**Work to be completed:** Say how many lines contain the string "title". Give no other output.

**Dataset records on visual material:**
◆ ◆ ◆ ◆ ◆

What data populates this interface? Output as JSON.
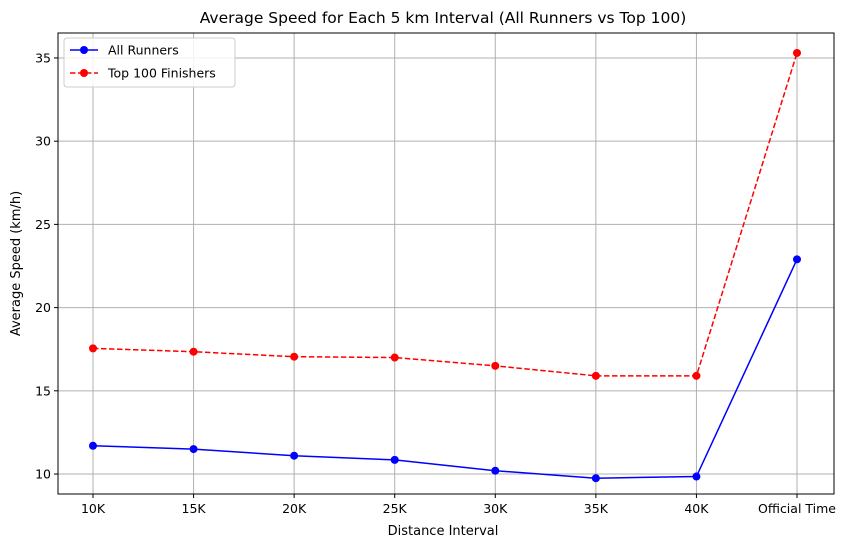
{
  "chart_data": {
    "type": "line",
    "title": "Average Speed for Each 5 km Interval (All Runners vs Top 100)",
    "xlabel": "Distance Interval",
    "ylabel": "Average Speed (km/h)",
    "categories": [
      "10K",
      "15K",
      "20K",
      "25K",
      "30K",
      "35K",
      "40K",
      "Official Time"
    ],
    "ylim": [
      8.8,
      36.5
    ],
    "yticks": [
      10,
      15,
      20,
      25,
      30,
      35
    ],
    "grid": true,
    "legend_position": "top-left",
    "series": [
      {
        "name": "All Runners",
        "color": "#0000ff",
        "linestyle": "solid",
        "marker": "circle",
        "values": [
          11.7,
          11.5,
          11.1,
          10.85,
          10.2,
          9.75,
          9.85,
          22.9
        ]
      },
      {
        "name": "Top 100 Finishers",
        "color": "#ff0000",
        "linestyle": "dashed",
        "marker": "circle",
        "values": [
          17.55,
          17.35,
          17.05,
          17.0,
          16.5,
          15.9,
          15.9,
          35.3
        ]
      }
    ]
  }
}
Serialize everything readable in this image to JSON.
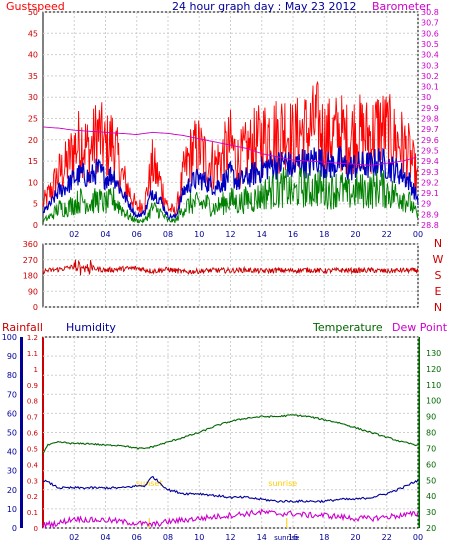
{
  "chart_data": [
    {
      "type": "line",
      "title": "24 hour graph day : May 23 2012",
      "left_axis_label": "Gustspeed",
      "right_axis_label": "Barometer",
      "ylim_left": [
        0,
        50
      ],
      "yticks_left": [
        "0",
        "5",
        "10",
        "15",
        "20",
        "25",
        "30",
        "35",
        "40",
        "45",
        "50"
      ],
      "ylim_right": [
        28.8,
        30.8
      ],
      "yticks_right": [
        "28.8",
        "28.9",
        "29",
        "29.1",
        "29.2",
        "29.3",
        "29.4",
        "29.5",
        "29.6",
        "29.7",
        "29.8",
        "29.9",
        "30",
        "30.1",
        "30.2",
        "30.3",
        "30.4",
        "30.5",
        "30.6",
        "30.7",
        "30.8"
      ],
      "xlim": [
        0,
        24
      ],
      "xticks": [
        "02",
        "04",
        "06",
        "08",
        "10",
        "12",
        "14",
        "16",
        "18",
        "20",
        "22",
        "00"
      ],
      "grid": true,
      "colors": {
        "gust": "#ff0000",
        "avg": "#0000c0",
        "low": "#008000",
        "baro": "#cc00cc"
      },
      "series": [
        {
          "key": "gust",
          "x": [
            0,
            0.5,
            1,
            1.5,
            2,
            2.5,
            3,
            3.5,
            4,
            4.5,
            5,
            5.5,
            6,
            6.5,
            7,
            7.5,
            8,
            8.5,
            9,
            9.5,
            10,
            10.5,
            11,
            11.5,
            12,
            12.5,
            13,
            13.5,
            14,
            14.5,
            15,
            15.5,
            16,
            16.5,
            17,
            17.5,
            18,
            18.5,
            19,
            19.5,
            20,
            20.5,
            21,
            21.5,
            22,
            22.5,
            23,
            23.5,
            24
          ],
          "y": [
            5,
            8,
            12,
            14,
            18,
            20,
            17,
            22,
            18,
            20,
            12,
            8,
            4,
            5,
            14,
            10,
            4,
            3,
            12,
            17,
            18,
            15,
            14,
            16,
            19,
            15,
            17,
            19,
            20,
            22,
            21,
            23,
            20,
            22,
            22,
            24,
            21,
            21,
            22,
            20,
            22,
            21,
            21,
            23,
            22,
            20,
            19,
            16,
            10
          ]
        },
        {
          "key": "avg",
          "x": [
            0,
            0.5,
            1,
            1.5,
            2,
            2.5,
            3,
            3.5,
            4,
            4.5,
            5,
            5.5,
            6,
            6.5,
            7,
            7.5,
            8,
            8.5,
            9,
            9.5,
            10,
            10.5,
            11,
            11.5,
            12,
            12.5,
            13,
            13.5,
            14,
            14.5,
            15,
            15.5,
            16,
            16.5,
            17,
            17.5,
            18,
            18.5,
            19,
            19.5,
            20,
            20.5,
            21,
            21.5,
            22,
            22.5,
            23,
            23.5,
            24
          ],
          "y": [
            3,
            5,
            8,
            9,
            11,
            12,
            11,
            13,
            11,
            12,
            8,
            5,
            2,
            3,
            8,
            6,
            2,
            2,
            8,
            10,
            11,
            10,
            9,
            10,
            12,
            10,
            11,
            12,
            13,
            14,
            14,
            15,
            13,
            15,
            14,
            16,
            14,
            14,
            15,
            13,
            14,
            14,
            14,
            15,
            14,
            13,
            12,
            10,
            6
          ]
        },
        {
          "key": "low",
          "x": [
            0,
            0.5,
            1,
            1.5,
            2,
            2.5,
            3,
            3.5,
            4,
            4.5,
            5,
            5.5,
            6,
            6.5,
            7,
            7.5,
            8,
            8.5,
            9,
            9.5,
            10,
            10.5,
            11,
            11.5,
            12,
            12.5,
            13,
            13.5,
            14,
            14.5,
            15,
            15.5,
            16,
            16.5,
            17,
            17.5,
            18,
            18.5,
            19,
            19.5,
            20,
            20.5,
            21,
            21.5,
            22,
            22.5,
            23,
            23.5,
            24
          ],
          "y": [
            1,
            2,
            4,
            4,
            5,
            6,
            5,
            6,
            5,
            6,
            4,
            2,
            1,
            1,
            4,
            3,
            1,
            1,
            4,
            5,
            5,
            5,
            4,
            5,
            6,
            5,
            6,
            6,
            7,
            8,
            8,
            9,
            7,
            9,
            8,
            9,
            8,
            8,
            9,
            7,
            8,
            8,
            8,
            9,
            8,
            7,
            7,
            5,
            2
          ]
        },
        {
          "key": "baro",
          "axis": "right",
          "x": [
            0,
            1,
            2,
            3,
            4,
            5,
            6,
            6.5,
            7,
            8,
            9,
            10,
            11,
            12,
            13,
            14,
            15,
            16,
            17,
            18,
            19,
            20,
            21,
            22,
            23,
            24
          ],
          "y": [
            29.72,
            29.71,
            29.69,
            29.68,
            29.67,
            29.66,
            29.65,
            29.66,
            29.67,
            29.66,
            29.64,
            29.61,
            29.58,
            29.55,
            29.52,
            29.47,
            29.44,
            29.41,
            29.4,
            29.39,
            29.38,
            29.37,
            29.36,
            29.38,
            29.4,
            29.44
          ]
        }
      ]
    },
    {
      "type": "line",
      "ylim": [
        0,
        360
      ],
      "yticks": [
        "0",
        "90",
        "180",
        "270",
        "360"
      ],
      "compass_labels": [
        "N",
        "W",
        "S",
        "E",
        "N"
      ],
      "xlim": [
        0,
        24
      ],
      "grid": true,
      "colors": {
        "dir": "#cc0000"
      },
      "series": [
        {
          "key": "dir",
          "x": [
            0,
            1,
            2,
            3,
            4,
            5,
            6,
            7,
            8,
            9,
            10,
            11,
            12,
            13,
            14,
            15,
            16,
            17,
            18,
            19,
            20,
            21,
            22,
            23,
            24
          ],
          "y": [
            205,
            215,
            230,
            225,
            210,
            218,
            222,
            205,
            215,
            200,
            205,
            210,
            208,
            212,
            205,
            210,
            208,
            212,
            206,
            210,
            208,
            210,
            205,
            210,
            208
          ]
        }
      ]
    },
    {
      "type": "line",
      "labels": {
        "rainfall": "Rainfall",
        "humidity": "Humidity",
        "temperature": "Temperature",
        "dewpoint": "Dew Point"
      },
      "ylim_humidity": [
        0,
        100
      ],
      "yticks_humidity": [
        "0",
        "10",
        "20",
        "30",
        "40",
        "50",
        "60",
        "70",
        "80",
        "90",
        "100"
      ],
      "ylim_rain": [
        0,
        1.2
      ],
      "yticks_rain": [
        "0",
        "0.1",
        "0.2",
        "0.3",
        "0.4",
        "0.5",
        "0.6",
        "0.7",
        "0.8",
        "0.9",
        "1",
        "1.1",
        "1.2"
      ],
      "ylim_temp": [
        20,
        140
      ],
      "yticks_temp": [
        "20",
        "30",
        "40",
        "50",
        "60",
        "70",
        "80",
        "90",
        "100",
        "110",
        "120",
        "130"
      ],
      "xlim": [
        0,
        24
      ],
      "xticks": [
        "02",
        "04",
        "06",
        "08",
        "10",
        "12",
        "14",
        "16",
        "18",
        "20",
        "22",
        "00"
      ],
      "annotations": {
        "sunset": "sunset",
        "sunrise": "sunrise",
        "sunrise_axis": "sunrise"
      },
      "grid": true,
      "colors": {
        "rain": "#cc0000",
        "humidity": "#000099",
        "temperature": "#006600",
        "dewpoint": "#cc00cc",
        "sun": "#ffcc00"
      },
      "series": [
        {
          "key": "temperature",
          "axis": "temp",
          "x": [
            0,
            0.3,
            1,
            2,
            3,
            4,
            5,
            6,
            6.5,
            7,
            8,
            9,
            10,
            11,
            12,
            13,
            14,
            15,
            16,
            17,
            18,
            19,
            20,
            21,
            22,
            23,
            24
          ],
          "y": [
            67,
            72,
            74,
            73,
            73,
            72,
            72,
            70,
            70,
            71,
            74,
            77,
            80,
            84,
            87,
            89,
            90,
            90,
            91,
            90,
            88,
            86,
            83,
            80,
            77,
            74,
            72
          ]
        },
        {
          "key": "humidity",
          "axis": "humidity",
          "x": [
            0,
            0.3,
            1,
            2,
            3,
            4,
            5,
            6,
            6.5,
            7,
            8,
            9,
            10,
            11,
            12,
            13,
            14,
            15,
            16,
            17,
            18,
            19,
            20,
            21,
            22,
            23,
            24
          ],
          "y": [
            25,
            24,
            21,
            21,
            21,
            21,
            21,
            22,
            22,
            27,
            20,
            18,
            18,
            17,
            16,
            16,
            15,
            14,
            14,
            14,
            14,
            15,
            15,
            16,
            18,
            21,
            25
          ]
        },
        {
          "key": "dewpoint",
          "axis": "temp",
          "x": [
            0,
            1,
            2,
            3,
            4,
            5,
            6,
            7,
            8,
            9,
            10,
            11,
            12,
            13,
            14,
            15,
            16,
            17,
            18,
            19,
            20,
            21,
            22,
            23,
            24
          ],
          "y": [
            22,
            23,
            26,
            25,
            25,
            24,
            23,
            22,
            24,
            25,
            26,
            27,
            28,
            29,
            30,
            29,
            29,
            28,
            28,
            27,
            26,
            26,
            27,
            28,
            29
          ]
        }
      ],
      "sunset_hour": 6.8,
      "sunrise_hour": 15.6
    }
  ]
}
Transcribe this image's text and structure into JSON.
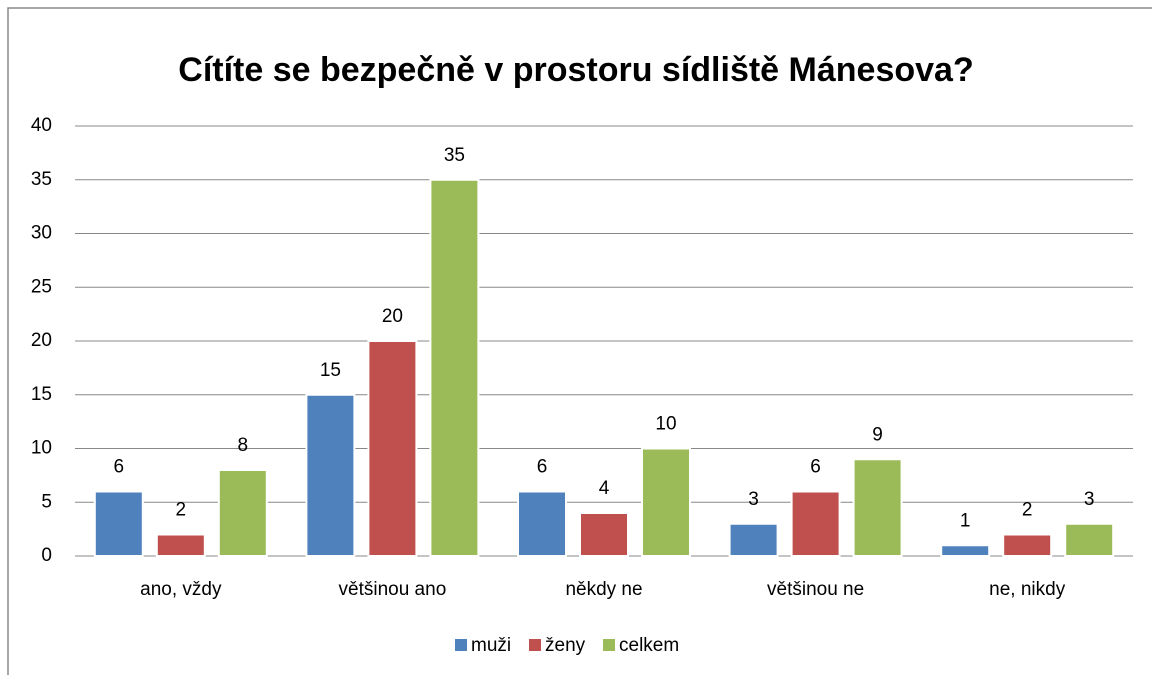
{
  "chart_data": {
    "type": "bar",
    "title": "Cítíte se bezpečně v prostoru sídliště Mánesova?",
    "categories": [
      "ano, vždy",
      "většinou ano",
      "někdy ne",
      "většinou ne",
      "ne, nikdy"
    ],
    "series": [
      {
        "name": "muži",
        "color": "#4f81bd",
        "values": [
          6,
          15,
          6,
          3,
          1
        ]
      },
      {
        "name": "ženy",
        "color": "#c0504d",
        "values": [
          2,
          20,
          4,
          6,
          2
        ]
      },
      {
        "name": "celkem",
        "color": "#9bbb59",
        "values": [
          8,
          35,
          10,
          9,
          3
        ]
      }
    ],
    "ylim": [
      0,
      40
    ],
    "yticks": [
      0,
      5,
      10,
      15,
      20,
      25,
      30,
      35,
      40
    ],
    "grid": true,
    "legend": "bottom"
  }
}
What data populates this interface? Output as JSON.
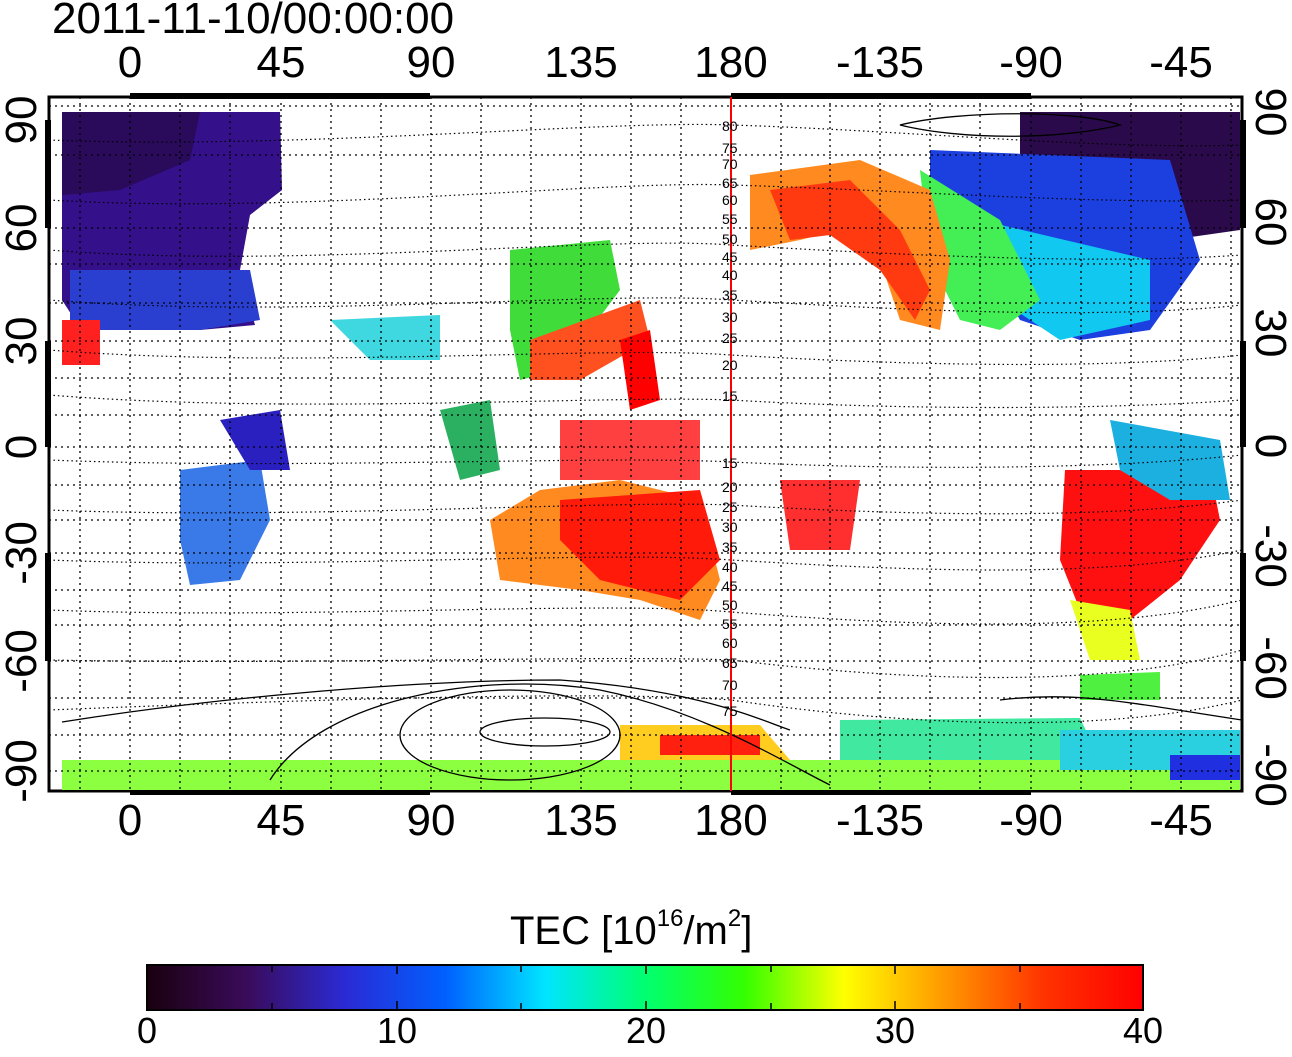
{
  "title": "2011-11-10/00:00:00",
  "map": {
    "lon_ticks": [
      "0",
      "45",
      "90",
      "135",
      "180",
      "-135",
      "-90",
      "-45"
    ],
    "lat_ticks": [
      "90",
      "60",
      "30",
      "0",
      "-30",
      "-60",
      "-90"
    ],
    "contour_labels_north": [
      "80",
      "75",
      "70",
      "65",
      "60",
      "55",
      "50",
      "45",
      "40",
      "35",
      "30",
      "25",
      "20",
      "15"
    ],
    "contour_labels_south": [
      "15",
      "20",
      "25",
      "30",
      "35",
      "40",
      "45",
      "50",
      "55",
      "60",
      "65",
      "70",
      "75"
    ],
    "terminator_color": "#ff0000"
  },
  "colorbar": {
    "label_main": "TEC  [10",
    "label_sup1": "16",
    "label_mid": "/m",
    "label_sup2": "2",
    "label_end": "]",
    "ticks": [
      "0",
      "10",
      "20",
      "30",
      "40"
    ],
    "stops": [
      "#1a000f",
      "#3a0b5a",
      "#2a2bd6",
      "#0060ff",
      "#00e5ff",
      "#00ff70",
      "#33ff00",
      "#ffff00",
      "#ff9900",
      "#ff3300",
      "#ff0000"
    ]
  }
}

◆ ◆ ◆ ◆ ◆

**Answer to the task:** 4